AIM: The entries are to be returned exactly, with images left out.

RECORDS FOR THIS TASK:

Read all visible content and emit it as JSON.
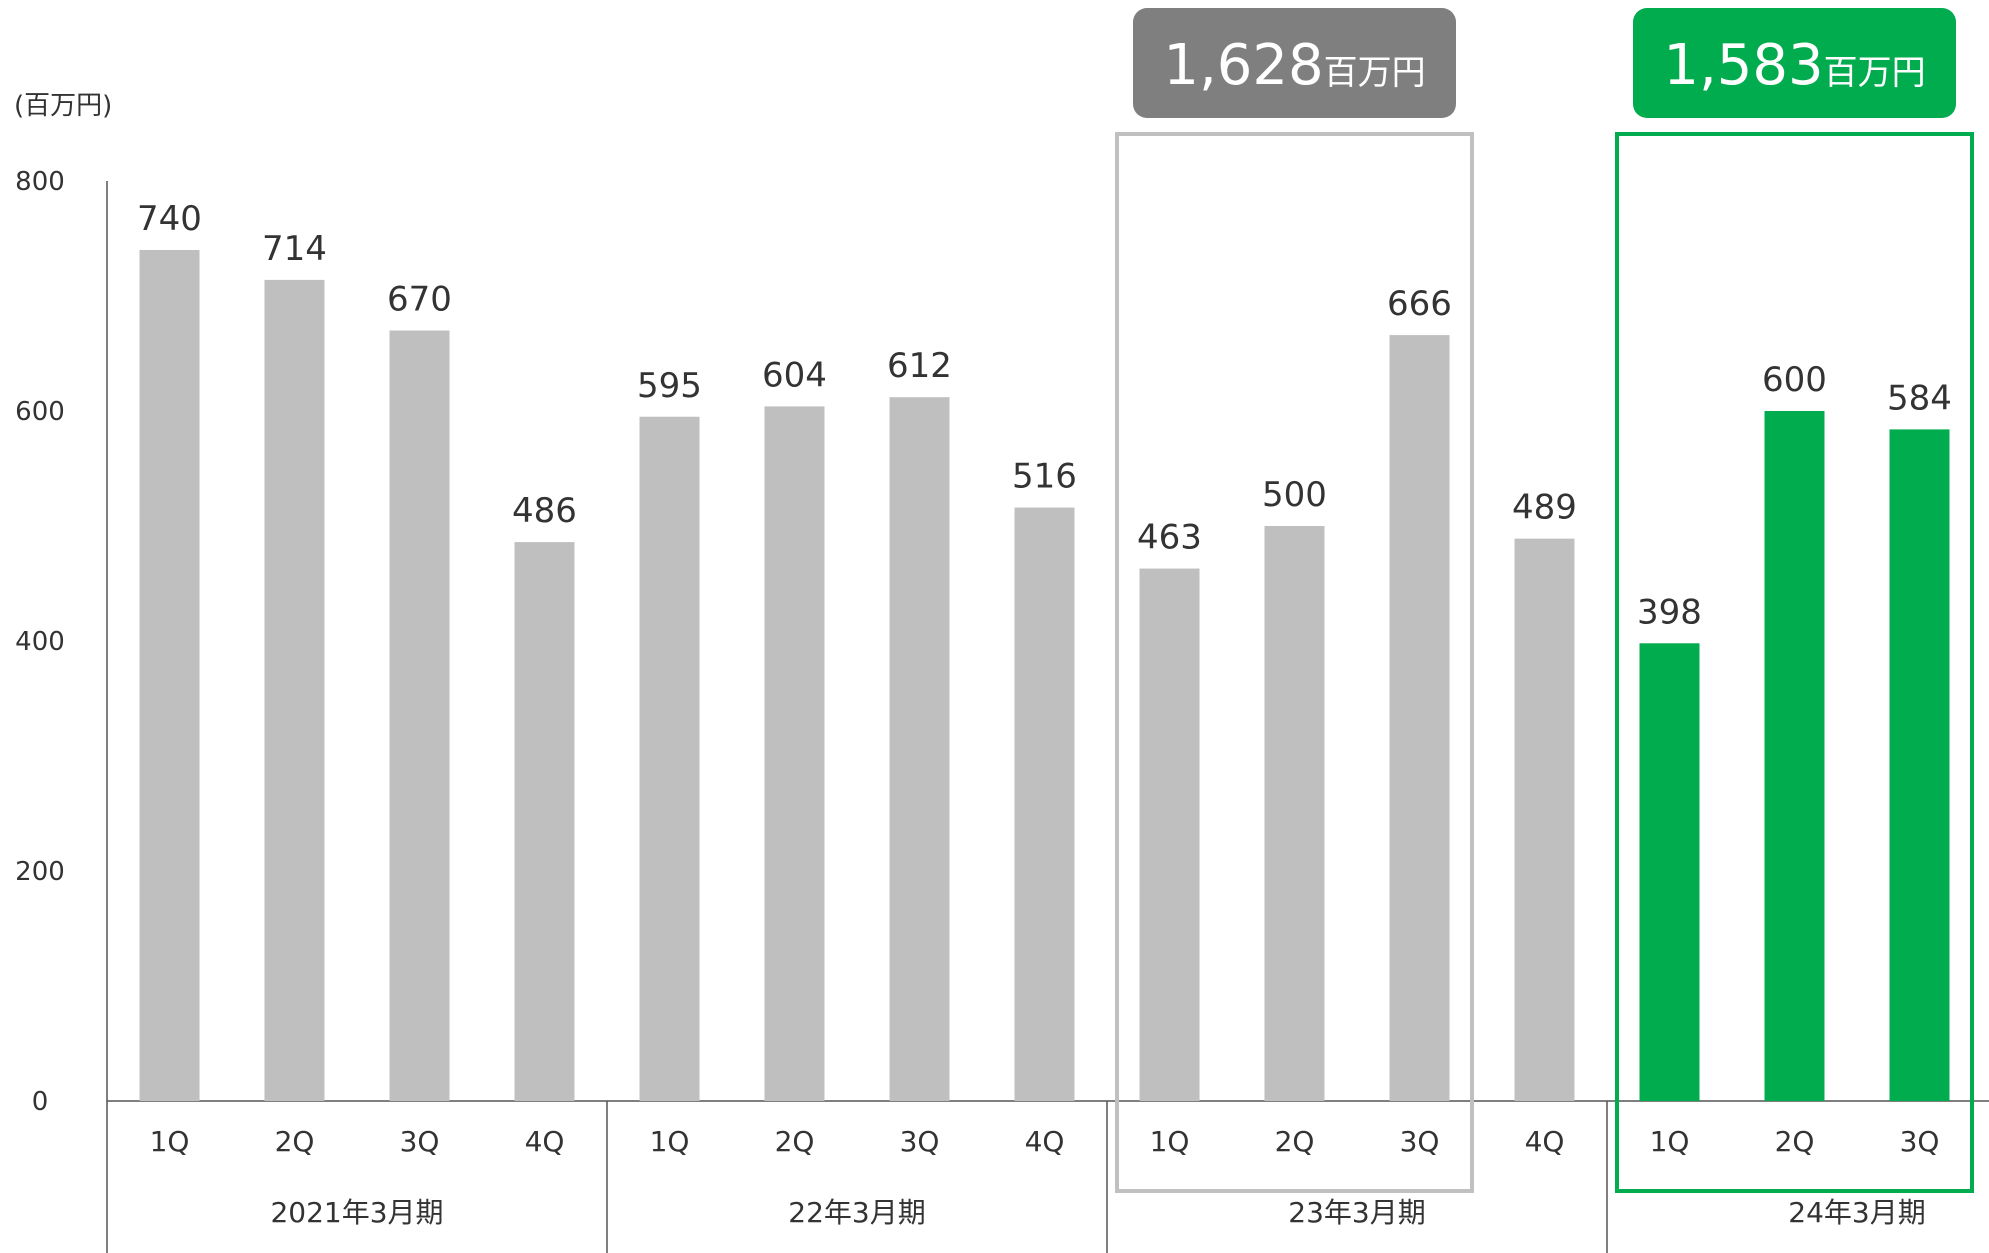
{
  "chart_data": {
    "type": "bar",
    "unit_label": "(百万円)",
    "ylim": [
      0,
      800
    ],
    "yticks": [
      0,
      200,
      400,
      600,
      800
    ],
    "grid": false,
    "legend": "none",
    "colors": {
      "default": "#bfbfbf",
      "highlight": "#00ac4e",
      "callout_gray": "#7f7f7f",
      "frame_gray": "#c0c0c0",
      "frame_green": "#00ac4e"
    },
    "groups": [
      {
        "label": "2021年3月期",
        "bars": [
          {
            "q": "1Q",
            "value": 740,
            "highlight": false
          },
          {
            "q": "2Q",
            "value": 714,
            "highlight": false
          },
          {
            "q": "3Q",
            "value": 670,
            "highlight": false
          },
          {
            "q": "4Q",
            "value": 486,
            "highlight": false
          }
        ]
      },
      {
        "label": "22年3月期",
        "bars": [
          {
            "q": "1Q",
            "value": 595,
            "highlight": false
          },
          {
            "q": "2Q",
            "value": 604,
            "highlight": false
          },
          {
            "q": "3Q",
            "value": 612,
            "highlight": false
          },
          {
            "q": "4Q",
            "value": 516,
            "highlight": false
          }
        ]
      },
      {
        "label": "23年3月期",
        "bars": [
          {
            "q": "1Q",
            "value": 463,
            "highlight": false
          },
          {
            "q": "2Q",
            "value": 500,
            "highlight": false
          },
          {
            "q": "3Q",
            "value": 666,
            "highlight": false
          },
          {
            "q": "4Q",
            "value": 489,
            "highlight": false
          }
        ]
      },
      {
        "label": "24年3月期",
        "bars": [
          {
            "q": "1Q",
            "value": 398,
            "highlight": true
          },
          {
            "q": "2Q",
            "value": 600,
            "highlight": true
          },
          {
            "q": "3Q",
            "value": 584,
            "highlight": true
          }
        ]
      }
    ],
    "callouts": [
      {
        "value_text": "1,628",
        "unit_text": "百万円",
        "style": "gray",
        "from_bar": 8,
        "to_bar": 10
      },
      {
        "value_text": "1,583",
        "unit_text": "百万円",
        "style": "green",
        "from_bar": 12,
        "to_bar": 14
      }
    ]
  }
}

TASK RESPONSE:
Read all visible content and emit it as JSON.
{
  "chart_data": {
    "type": "bar",
    "unit_label": "(百万円)",
    "ylim": [
      0,
      800
    ],
    "yticks": [
      0,
      200,
      400,
      600,
      800
    ],
    "grid": false,
    "legend": "none",
    "colors": {
      "default": "#bfbfbf",
      "highlight": "#00ac4e",
      "callout_gray": "#7f7f7f",
      "frame_gray": "#c0c0c0",
      "frame_green": "#00ac4e"
    },
    "groups": [
      {
        "label": "2021年3月期",
        "bars": [
          {
            "q": "1Q",
            "value": 740,
            "highlight": false
          },
          {
            "q": "2Q",
            "value": 714,
            "highlight": false
          },
          {
            "q": "3Q",
            "value": 670,
            "highlight": false
          },
          {
            "q": "4Q",
            "value": 486,
            "highlight": false
          }
        ]
      },
      {
        "label": "22年3月期",
        "bars": [
          {
            "q": "1Q",
            "value": 595,
            "highlight": false
          },
          {
            "q": "2Q",
            "value": 604,
            "highlight": false
          },
          {
            "q": "3Q",
            "value": 612,
            "highlight": false
          },
          {
            "q": "4Q",
            "value": 516,
            "highlight": false
          }
        ]
      },
      {
        "label": "23年3月期",
        "bars": [
          {
            "q": "1Q",
            "value": 463,
            "highlight": false
          },
          {
            "q": "2Q",
            "value": 500,
            "highlight": false
          },
          {
            "q": "3Q",
            "value": 666,
            "highlight": false
          },
          {
            "q": "4Q",
            "value": 489,
            "highlight": false
          }
        ]
      },
      {
        "label": "24年3月期",
        "bars": [
          {
            "q": "1Q",
            "value": 398,
            "highlight": true
          },
          {
            "q": "2Q",
            "value": 600,
            "highlight": true
          },
          {
            "q": "3Q",
            "value": 584,
            "highlight": true
          }
        ]
      }
    ],
    "callouts": [
      {
        "value_text": "1,628",
        "unit_text": "百万円",
        "style": "gray",
        "from_bar": 8,
        "to_bar": 10
      },
      {
        "value_text": "1,583",
        "unit_text": "百万円",
        "style": "green",
        "from_bar": 12,
        "to_bar": 14
      }
    ]
  }
}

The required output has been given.